# REQUIREMENTS:
Pick out each line containing the string "선수들이" and copy it.

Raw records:
>> START

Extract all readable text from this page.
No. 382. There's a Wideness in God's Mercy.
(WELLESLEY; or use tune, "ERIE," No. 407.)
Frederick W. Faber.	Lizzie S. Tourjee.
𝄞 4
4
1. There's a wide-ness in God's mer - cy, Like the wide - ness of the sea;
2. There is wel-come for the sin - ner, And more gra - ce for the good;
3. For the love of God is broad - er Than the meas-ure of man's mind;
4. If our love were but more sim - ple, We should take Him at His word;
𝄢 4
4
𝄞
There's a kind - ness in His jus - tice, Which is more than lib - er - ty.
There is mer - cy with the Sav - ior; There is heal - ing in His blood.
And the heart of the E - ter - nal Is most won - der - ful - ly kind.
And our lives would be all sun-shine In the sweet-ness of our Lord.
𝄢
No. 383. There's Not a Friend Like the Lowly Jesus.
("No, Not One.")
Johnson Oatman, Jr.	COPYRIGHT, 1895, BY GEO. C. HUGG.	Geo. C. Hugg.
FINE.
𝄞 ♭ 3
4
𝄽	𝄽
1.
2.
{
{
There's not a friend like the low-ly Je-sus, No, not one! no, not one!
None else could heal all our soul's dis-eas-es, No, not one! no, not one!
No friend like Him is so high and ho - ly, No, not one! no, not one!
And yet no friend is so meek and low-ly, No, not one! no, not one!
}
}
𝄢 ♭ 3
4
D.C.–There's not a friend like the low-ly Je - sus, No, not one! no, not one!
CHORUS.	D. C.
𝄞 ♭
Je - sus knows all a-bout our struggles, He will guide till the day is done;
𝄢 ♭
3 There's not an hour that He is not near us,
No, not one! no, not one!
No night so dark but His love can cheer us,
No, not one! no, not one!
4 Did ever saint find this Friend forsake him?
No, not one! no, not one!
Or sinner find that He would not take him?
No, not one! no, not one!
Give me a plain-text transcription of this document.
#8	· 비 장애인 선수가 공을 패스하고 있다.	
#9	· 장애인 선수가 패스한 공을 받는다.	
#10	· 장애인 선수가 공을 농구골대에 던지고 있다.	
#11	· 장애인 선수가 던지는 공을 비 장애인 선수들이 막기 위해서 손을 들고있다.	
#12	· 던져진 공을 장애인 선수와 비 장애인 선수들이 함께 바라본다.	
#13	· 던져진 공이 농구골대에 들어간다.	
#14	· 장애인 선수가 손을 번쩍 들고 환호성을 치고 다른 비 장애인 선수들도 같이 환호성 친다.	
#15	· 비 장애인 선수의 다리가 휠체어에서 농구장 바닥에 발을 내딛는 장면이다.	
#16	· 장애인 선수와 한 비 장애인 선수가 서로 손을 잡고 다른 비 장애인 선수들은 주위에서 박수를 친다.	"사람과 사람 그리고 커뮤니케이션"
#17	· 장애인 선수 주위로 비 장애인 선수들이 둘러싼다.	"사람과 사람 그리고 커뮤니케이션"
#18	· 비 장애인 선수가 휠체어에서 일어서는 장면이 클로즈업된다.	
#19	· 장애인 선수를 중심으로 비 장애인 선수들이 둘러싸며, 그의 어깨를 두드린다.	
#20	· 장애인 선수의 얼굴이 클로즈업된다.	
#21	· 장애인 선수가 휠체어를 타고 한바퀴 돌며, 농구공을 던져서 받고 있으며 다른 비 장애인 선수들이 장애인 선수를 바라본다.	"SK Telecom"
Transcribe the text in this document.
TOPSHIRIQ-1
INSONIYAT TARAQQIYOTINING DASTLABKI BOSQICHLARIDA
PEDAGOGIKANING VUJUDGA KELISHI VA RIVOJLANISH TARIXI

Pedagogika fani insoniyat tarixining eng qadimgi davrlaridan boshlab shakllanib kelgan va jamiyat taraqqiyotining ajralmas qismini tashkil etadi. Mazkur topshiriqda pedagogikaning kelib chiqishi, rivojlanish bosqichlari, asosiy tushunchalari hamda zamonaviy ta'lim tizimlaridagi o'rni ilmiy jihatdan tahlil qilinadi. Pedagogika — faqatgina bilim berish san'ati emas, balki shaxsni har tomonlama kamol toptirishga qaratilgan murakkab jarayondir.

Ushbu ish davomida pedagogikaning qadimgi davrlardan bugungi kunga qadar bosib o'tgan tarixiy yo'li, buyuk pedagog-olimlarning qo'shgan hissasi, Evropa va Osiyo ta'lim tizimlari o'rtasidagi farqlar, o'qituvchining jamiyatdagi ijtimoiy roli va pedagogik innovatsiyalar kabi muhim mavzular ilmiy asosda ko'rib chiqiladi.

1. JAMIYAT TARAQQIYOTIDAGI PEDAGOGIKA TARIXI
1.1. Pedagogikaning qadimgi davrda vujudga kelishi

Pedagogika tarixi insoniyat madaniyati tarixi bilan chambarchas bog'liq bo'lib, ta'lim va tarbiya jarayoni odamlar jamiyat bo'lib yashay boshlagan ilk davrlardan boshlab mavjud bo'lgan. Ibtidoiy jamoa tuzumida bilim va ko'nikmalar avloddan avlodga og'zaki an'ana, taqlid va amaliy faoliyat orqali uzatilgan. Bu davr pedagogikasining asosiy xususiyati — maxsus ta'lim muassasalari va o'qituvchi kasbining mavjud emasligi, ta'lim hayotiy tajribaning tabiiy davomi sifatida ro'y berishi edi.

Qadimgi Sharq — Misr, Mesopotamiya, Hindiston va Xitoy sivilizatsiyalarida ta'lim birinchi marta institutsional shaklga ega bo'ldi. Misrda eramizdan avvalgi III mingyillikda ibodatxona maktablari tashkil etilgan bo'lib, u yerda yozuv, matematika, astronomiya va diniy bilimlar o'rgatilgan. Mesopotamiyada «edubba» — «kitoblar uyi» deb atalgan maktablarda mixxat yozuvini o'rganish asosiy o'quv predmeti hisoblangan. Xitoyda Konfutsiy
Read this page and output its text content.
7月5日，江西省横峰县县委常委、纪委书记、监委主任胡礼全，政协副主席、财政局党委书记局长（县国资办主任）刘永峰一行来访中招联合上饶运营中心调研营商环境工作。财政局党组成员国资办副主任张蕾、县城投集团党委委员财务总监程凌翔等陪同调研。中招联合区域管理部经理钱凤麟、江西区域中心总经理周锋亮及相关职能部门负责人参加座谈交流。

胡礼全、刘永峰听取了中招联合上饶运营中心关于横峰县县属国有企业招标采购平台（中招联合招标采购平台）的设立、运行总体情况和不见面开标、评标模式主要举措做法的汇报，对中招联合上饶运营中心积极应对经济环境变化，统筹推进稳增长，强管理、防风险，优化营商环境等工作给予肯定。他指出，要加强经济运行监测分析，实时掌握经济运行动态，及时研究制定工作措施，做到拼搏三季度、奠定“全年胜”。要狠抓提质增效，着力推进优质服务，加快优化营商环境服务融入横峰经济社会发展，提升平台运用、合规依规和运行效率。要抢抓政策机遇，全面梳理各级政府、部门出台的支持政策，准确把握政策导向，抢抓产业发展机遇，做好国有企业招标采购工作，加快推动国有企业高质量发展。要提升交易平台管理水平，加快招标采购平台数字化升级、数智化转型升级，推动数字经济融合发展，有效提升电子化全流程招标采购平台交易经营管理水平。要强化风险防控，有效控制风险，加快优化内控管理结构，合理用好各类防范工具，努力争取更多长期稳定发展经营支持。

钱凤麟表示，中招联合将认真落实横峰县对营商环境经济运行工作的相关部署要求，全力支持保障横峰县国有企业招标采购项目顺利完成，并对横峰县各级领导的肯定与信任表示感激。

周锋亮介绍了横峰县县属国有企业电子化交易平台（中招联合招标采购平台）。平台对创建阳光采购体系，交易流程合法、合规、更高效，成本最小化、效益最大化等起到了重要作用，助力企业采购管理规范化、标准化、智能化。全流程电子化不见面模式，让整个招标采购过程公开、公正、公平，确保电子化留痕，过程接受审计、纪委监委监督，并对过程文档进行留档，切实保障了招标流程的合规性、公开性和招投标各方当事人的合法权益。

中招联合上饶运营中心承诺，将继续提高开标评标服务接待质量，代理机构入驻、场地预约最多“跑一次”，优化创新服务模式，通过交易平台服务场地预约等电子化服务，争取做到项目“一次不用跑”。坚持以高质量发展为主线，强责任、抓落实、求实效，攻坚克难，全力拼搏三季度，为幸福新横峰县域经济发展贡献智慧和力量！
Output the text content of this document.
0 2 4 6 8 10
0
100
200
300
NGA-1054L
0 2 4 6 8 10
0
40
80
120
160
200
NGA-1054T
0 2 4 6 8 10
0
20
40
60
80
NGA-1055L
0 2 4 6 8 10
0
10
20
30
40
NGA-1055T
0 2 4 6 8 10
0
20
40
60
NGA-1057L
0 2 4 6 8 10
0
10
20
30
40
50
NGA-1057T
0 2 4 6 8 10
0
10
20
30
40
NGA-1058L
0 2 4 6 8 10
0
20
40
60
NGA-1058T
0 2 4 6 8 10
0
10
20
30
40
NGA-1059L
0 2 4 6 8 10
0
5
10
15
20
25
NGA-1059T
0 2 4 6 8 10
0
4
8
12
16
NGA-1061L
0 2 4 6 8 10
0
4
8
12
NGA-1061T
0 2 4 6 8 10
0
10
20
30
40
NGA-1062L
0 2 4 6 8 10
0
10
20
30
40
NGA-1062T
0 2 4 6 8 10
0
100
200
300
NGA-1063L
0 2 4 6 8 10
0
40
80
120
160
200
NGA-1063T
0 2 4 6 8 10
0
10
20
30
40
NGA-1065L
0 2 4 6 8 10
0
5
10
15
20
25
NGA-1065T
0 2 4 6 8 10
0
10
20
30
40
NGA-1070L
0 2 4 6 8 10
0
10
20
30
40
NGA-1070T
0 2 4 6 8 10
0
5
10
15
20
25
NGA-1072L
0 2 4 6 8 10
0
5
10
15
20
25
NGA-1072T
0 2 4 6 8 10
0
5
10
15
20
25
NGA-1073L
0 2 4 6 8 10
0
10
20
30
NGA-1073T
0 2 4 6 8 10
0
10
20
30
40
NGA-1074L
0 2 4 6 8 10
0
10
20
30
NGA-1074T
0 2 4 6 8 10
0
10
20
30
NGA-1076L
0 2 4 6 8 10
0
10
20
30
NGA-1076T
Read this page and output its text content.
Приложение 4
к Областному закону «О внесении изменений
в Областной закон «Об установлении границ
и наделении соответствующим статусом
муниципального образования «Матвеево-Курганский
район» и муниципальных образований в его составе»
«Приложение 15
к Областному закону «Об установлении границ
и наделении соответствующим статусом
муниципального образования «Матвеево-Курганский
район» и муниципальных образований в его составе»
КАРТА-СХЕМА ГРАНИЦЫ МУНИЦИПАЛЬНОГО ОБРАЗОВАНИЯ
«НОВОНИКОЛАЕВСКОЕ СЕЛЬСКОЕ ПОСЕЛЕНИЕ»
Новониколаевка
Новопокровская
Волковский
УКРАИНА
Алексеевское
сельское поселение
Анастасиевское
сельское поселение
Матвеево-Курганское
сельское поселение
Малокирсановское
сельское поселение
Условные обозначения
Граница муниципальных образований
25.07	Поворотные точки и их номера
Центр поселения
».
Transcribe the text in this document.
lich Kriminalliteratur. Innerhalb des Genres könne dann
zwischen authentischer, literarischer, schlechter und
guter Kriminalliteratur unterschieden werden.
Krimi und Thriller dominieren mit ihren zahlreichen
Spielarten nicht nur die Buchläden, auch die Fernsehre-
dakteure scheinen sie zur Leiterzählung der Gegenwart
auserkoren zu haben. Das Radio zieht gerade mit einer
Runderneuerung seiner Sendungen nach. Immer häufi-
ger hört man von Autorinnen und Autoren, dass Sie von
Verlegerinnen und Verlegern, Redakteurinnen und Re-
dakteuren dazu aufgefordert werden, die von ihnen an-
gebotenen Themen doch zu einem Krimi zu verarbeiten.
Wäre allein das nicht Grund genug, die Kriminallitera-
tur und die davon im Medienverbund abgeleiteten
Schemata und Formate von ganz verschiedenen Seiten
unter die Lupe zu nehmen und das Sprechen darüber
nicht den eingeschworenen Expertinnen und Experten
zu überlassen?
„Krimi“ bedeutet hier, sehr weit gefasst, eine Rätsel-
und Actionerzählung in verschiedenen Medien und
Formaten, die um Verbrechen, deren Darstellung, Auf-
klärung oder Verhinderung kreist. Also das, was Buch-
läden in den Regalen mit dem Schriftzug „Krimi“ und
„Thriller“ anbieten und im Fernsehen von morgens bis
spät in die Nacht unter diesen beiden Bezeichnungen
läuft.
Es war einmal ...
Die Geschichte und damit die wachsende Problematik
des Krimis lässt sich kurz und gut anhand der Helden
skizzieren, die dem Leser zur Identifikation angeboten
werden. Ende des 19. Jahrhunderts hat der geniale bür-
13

>> END

# OUTPUT FOR THIS EXERCISE:
#11	· 장애인 선수가 던지는 공을 비 장애인 선수들이 막기 위해서 손을 들고있다.	
#12	· 던져진 공을 장애인 선수와 비 장애인 선수들이 함께 바라본다.	
#17	· 장애인 선수 주위로 비 장애인 선수들이 둘러싼다.	"사람과 사람 그리고 커뮤니케이션"
#19	· 장애인 선수를 중심으로 비 장애인 선수들이 둘러싸며, 그의 어깨를 두드린다.	
#21	· 장애인 선수가 휠체어를 타고 한바퀴 돌며, 농구공을 던져서 받고 있으며 다른 비 장애인 선수들이 장애인 선수를 바라본다.	"SK Telecom"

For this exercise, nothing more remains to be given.